EXERCISE AIM = Copy each of the entries below faithfully, setting aside any pictures.

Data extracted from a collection
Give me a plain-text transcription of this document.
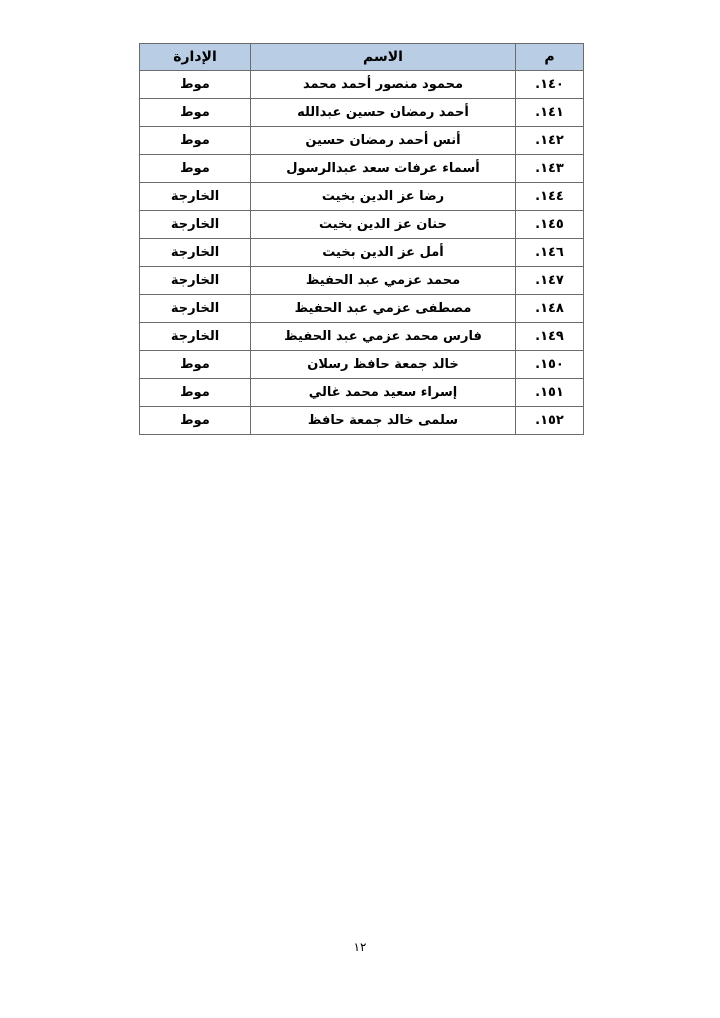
م	الاسم	الإدارة
١٤٠.	محمود منصور أحمد محمد	موط
١٤١.	أحمد رمضان حسين عبدالله	موط
١٤٢.	أنس أحمد رمضان حسين	موط
١٤٣.	أسماء عرفات سعد عبدالرسول	موط
١٤٤.	رضا عز الدين بخيت	الخارجة
١٤٥.	حنان عز الدين بخيت	الخارجة
١٤٦.	أمل عز الدين بخيت	الخارجة
١٤٧.	محمد عزمي عبد الحفيظ	الخارجة
١٤٨.	مصطفى عزمي عبد الحفيظ	الخارجة
١٤٩.	فارس محمد عزمي عبد الحفيظ	الخارجة
١٥٠.	خالد جمعة حافظ رسلان	موط
١٥١.	إسراء سعيد محمد غالي	موط
١٥٢.	سلمى خالد جمعة حافظ	موط
١٢
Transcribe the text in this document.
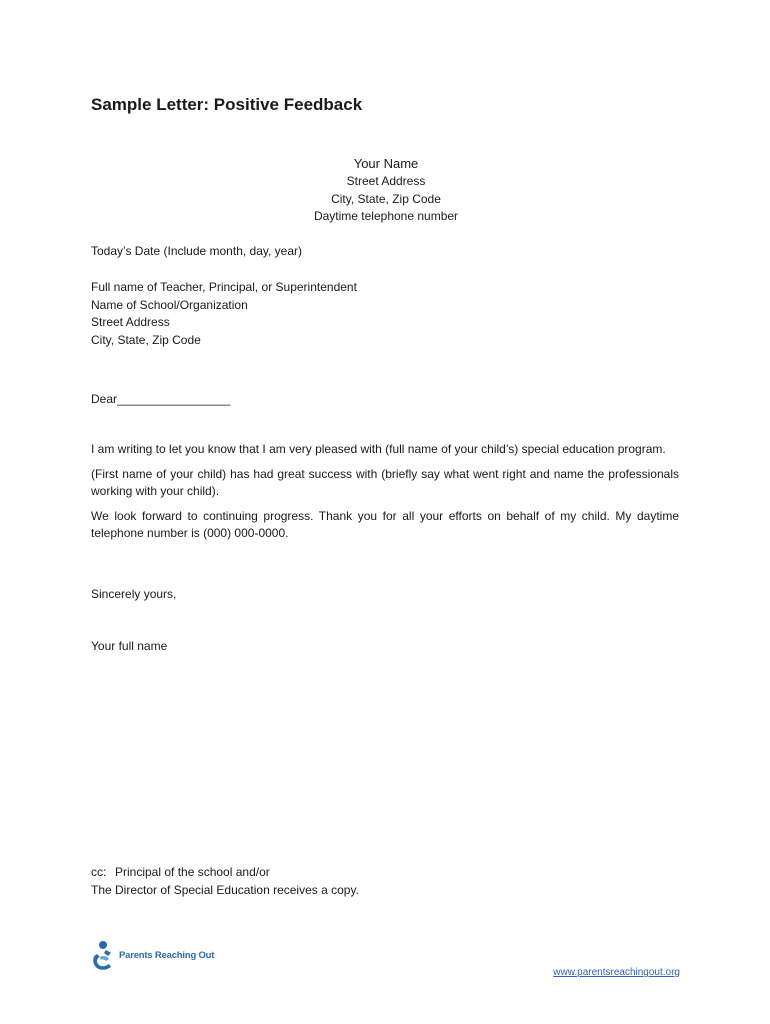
Sample Letter: Positive Feedback
Your Name
Street Address
City, State, Zip Code
Daytime telephone number
Today’s Date (Include month, day, year)
Full name of Teacher, Principal, or Superintendent
Name of School/Organization
Street Address
City, State, Zip Code
Dear_________________

I am writing to let you know that I am very pleased with (full name of your child’s) special education program.

(First name of your child) has had great success with (briefly say what went right and name the professionals working with your child).

We look forward to continuing progress. Thank you for all your efforts on behalf of my child. My daytime telephone number is (000) 000-0000.

Sincerely yours,
Your full name
cc: Principal of the school and/or
The Director of Special Education receives a copy.
Parents Reaching Out
www.parentsreachingout.org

RIGHT ANSWER =
Give me a plain-text transcription of this document.
م	الاسم	الإدارة
١٤٠.	محمود منصور أحمد محمد	موط
١٤١.	أحمد رمضان حسين عبدالله	موط
١٤٢.	أنس أحمد رمضان حسين	موط
١٤٣.	أسماء عرفات سعد عبدالرسول	موط
١٤٤.	رضا عز الدين بخيت	الخارجة
١٤٥.	حنان عز الدين بخيت	الخارجة
١٤٦.	أمل عز الدين بخيت	الخارجة
١٤٧.	محمد عزمي عبد الحفيظ	الخارجة
١٤٨.	مصطفى عزمي عبد الحفيظ	الخارجة
١٤٩.	فارس محمد عزمي عبد الحفيظ	الخارجة
١٥٠.	خالد جمعة حافظ رسلان	موط
١٥١.	إسراء سعيد محمد غالي	موط
١٥٢.	سلمى خالد جمعة حافظ	موط
١٢
Transcribe the text in this document.
Sample Letter: Positive Feedback
Your Name
Street Address
City, State, Zip Code
Daytime telephone number
Today’s Date (Include month, day, year)
Full name of Teacher, Principal, or Superintendent
Name of School/Organization
Street Address
City, State, Zip Code
Dear_________________

I am writing to let you know that I am very pleased with (full name of your child’s) special education program.

(First name of your child) has had great success with (briefly say what went right and name the professionals working with your child).

We look forward to continuing progress. Thank you for all your efforts on behalf of my child. My daytime telephone number is (000) 000-0000.

Sincerely yours,
Your full name
cc: Principal of the school and/or
The Director of Special Education receives a copy.
Parents Reaching Out
www.parentsreachingout.org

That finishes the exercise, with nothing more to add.